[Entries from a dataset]

------------

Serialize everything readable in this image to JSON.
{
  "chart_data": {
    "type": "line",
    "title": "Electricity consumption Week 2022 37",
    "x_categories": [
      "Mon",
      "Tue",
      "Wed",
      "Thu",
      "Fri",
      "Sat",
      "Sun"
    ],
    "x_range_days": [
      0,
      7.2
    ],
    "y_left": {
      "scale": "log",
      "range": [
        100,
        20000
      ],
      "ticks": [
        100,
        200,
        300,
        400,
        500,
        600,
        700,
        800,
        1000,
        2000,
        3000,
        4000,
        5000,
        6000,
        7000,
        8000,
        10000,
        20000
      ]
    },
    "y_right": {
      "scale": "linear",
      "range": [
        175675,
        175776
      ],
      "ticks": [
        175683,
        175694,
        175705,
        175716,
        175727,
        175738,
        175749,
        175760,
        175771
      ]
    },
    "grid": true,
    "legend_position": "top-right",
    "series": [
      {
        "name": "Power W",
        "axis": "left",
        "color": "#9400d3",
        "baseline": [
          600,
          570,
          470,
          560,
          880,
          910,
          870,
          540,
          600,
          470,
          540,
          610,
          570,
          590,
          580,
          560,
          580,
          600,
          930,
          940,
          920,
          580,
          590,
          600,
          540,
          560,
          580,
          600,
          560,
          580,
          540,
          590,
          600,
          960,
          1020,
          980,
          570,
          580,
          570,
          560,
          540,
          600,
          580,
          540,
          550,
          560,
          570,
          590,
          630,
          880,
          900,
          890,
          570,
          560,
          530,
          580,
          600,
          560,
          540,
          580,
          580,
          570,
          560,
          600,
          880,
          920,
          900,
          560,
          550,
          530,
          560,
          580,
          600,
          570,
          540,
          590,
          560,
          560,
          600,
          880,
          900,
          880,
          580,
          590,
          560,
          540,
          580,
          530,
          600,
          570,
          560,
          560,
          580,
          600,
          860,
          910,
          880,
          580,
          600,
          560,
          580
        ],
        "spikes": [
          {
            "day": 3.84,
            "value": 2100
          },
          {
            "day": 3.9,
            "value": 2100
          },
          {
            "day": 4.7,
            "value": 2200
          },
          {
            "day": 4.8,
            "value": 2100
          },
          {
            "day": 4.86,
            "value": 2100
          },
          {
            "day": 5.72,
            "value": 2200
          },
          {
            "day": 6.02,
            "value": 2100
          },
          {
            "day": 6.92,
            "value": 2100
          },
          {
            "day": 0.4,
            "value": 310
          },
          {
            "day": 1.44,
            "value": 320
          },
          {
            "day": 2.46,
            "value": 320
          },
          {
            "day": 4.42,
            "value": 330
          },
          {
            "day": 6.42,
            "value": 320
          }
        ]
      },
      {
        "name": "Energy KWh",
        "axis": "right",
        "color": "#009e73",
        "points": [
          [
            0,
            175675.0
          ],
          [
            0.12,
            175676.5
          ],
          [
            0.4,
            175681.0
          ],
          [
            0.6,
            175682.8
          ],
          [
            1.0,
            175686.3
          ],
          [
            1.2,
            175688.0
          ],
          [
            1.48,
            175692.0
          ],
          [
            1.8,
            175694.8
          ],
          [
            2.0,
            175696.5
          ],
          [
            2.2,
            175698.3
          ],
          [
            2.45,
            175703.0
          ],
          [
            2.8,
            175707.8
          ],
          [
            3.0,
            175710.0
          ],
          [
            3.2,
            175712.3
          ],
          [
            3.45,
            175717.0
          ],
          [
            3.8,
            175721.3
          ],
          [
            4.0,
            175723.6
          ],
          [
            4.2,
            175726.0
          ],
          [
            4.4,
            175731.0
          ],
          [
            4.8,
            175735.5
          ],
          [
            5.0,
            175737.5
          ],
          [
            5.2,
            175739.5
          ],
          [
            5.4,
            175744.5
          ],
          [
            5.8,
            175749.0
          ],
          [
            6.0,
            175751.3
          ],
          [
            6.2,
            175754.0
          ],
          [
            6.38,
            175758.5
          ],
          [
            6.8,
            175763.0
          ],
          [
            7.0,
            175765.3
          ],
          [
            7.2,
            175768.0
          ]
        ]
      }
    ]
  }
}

------------

● Instructions to follow:
Repeat the data verbatim.

● Task answer:
Serialize everything readable in this image to JSON.
{
  "chart_data": {
    "type": "line",
    "title": "Electricity consumption Week 2022 37",
    "x_categories": [
      "Mon",
      "Tue",
      "Wed",
      "Thu",
      "Fri",
      "Sat",
      "Sun"
    ],
    "x_range_days": [
      0,
      7.2
    ],
    "y_left": {
      "scale": "log",
      "range": [
        100,
        20000
      ],
      "ticks": [
        100,
        200,
        300,
        400,
        500,
        600,
        700,
        800,
        1000,
        2000,
        3000,
        4000,
        5000,
        6000,
        7000,
        8000,
        10000,
        20000
      ]
    },
    "y_right": {
      "scale": "linear",
      "range": [
        175675,
        175776
      ],
      "ticks": [
        175683,
        175694,
        175705,
        175716,
        175727,
        175738,
        175749,
        175760,
        175771
      ]
    },
    "grid": true,
    "legend_position": "top-right",
    "series": [
      {
        "name": "Power W",
        "axis": "left",
        "color": "#9400d3",
        "baseline": [
          600,
          570,
          470,
          560,
          880,
          910,
          870,
          540,
          600,
          470,
          540,
          610,
          570,
          590,
          580,
          560,
          580,
          600,
          930,
          940,
          920,
          580,
          590,
          600,
          540,
          560,
          580,
          600,
          560,
          580,
          540,
          590,
          600,
          960,
          1020,
          980,
          570,
          580,
          570,
          560,
          540,
          600,
          580,
          540,
          550,
          560,
          570,
          590,
          630,
          880,
          900,
          890,
          570,
          560,
          530,
          580,
          600,
          560,
          540,
          580,
          580,
          570,
          560,
          600,
          880,
          920,
          900,
          560,
          550,
          530,
          560,
          580,
          600,
          570,
          540,
          590,
          560,
          560,
          600,
          880,
          900,
          880,
          580,
          590,
          560,
          540,
          580,
          530,
          600,
          570,
          560,
          560,
          580,
          600,
          860,
          910,
          880,
          580,
          600,
          560,
          580
        ],
        "spikes": [
          {
            "day": 3.84,
            "value": 2100
          },
          {
            "day": 3.9,
            "value": 2100
          },
          {
            "day": 4.7,
            "value": 2200
          },
          {
            "day": 4.8,
            "value": 2100
          },
          {
            "day": 4.86,
            "value": 2100
          },
          {
            "day": 5.72,
            "value": 2200
          },
          {
            "day": 6.02,
            "value": 2100
          },
          {
            "day": 6.92,
            "value": 2100
          },
          {
            "day": 0.4,
            "value": 310
          },
          {
            "day": 1.44,
            "value": 320
          },
          {
            "day": 2.46,
            "value": 320
          },
          {
            "day": 4.42,
            "value": 330
          },
          {
            "day": 6.42,
            "value": 320
          }
        ]
      },
      {
        "name": "Energy KWh",
        "axis": "right",
        "color": "#009e73",
        "points": [
          [
            0,
            175675.0
          ],
          [
            0.12,
            175676.5
          ],
          [
            0.4,
            175681.0
          ],
          [
            0.6,
            175682.8
          ],
          [
            1.0,
            175686.3
          ],
          [
            1.2,
            175688.0
          ],
          [
            1.48,
            175692.0
          ],
          [
            1.8,
            175694.8
          ],
          [
            2.0,
            175696.5
          ],
          [
            2.2,
            175698.3
          ],
          [
            2.45,
            175703.0
          ],
          [
            2.8,
            175707.8
          ],
          [
            3.0,
            175710.0
          ],
          [
            3.2,
            175712.3
          ],
          [
            3.45,
            175717.0
          ],
          [
            3.8,
            175721.3
          ],
          [
            4.0,
            175723.6
          ],
          [
            4.2,
            175726.0
          ],
          [
            4.4,
            175731.0
          ],
          [
            4.8,
            175735.5
          ],
          [
            5.0,
            175737.5
          ],
          [
            5.2,
            175739.5
          ],
          [
            5.4,
            175744.5
          ],
          [
            5.8,
            175749.0
          ],
          [
            6.0,
            175751.3
          ],
          [
            6.2,
            175754.0
          ],
          [
            6.38,
            175758.5
          ],
          [
            6.8,
            175763.0
          ],
          [
            7.0,
            175765.3
          ],
          [
            7.2,
            175768.0
          ]
        ]
      }
    ]
  }
}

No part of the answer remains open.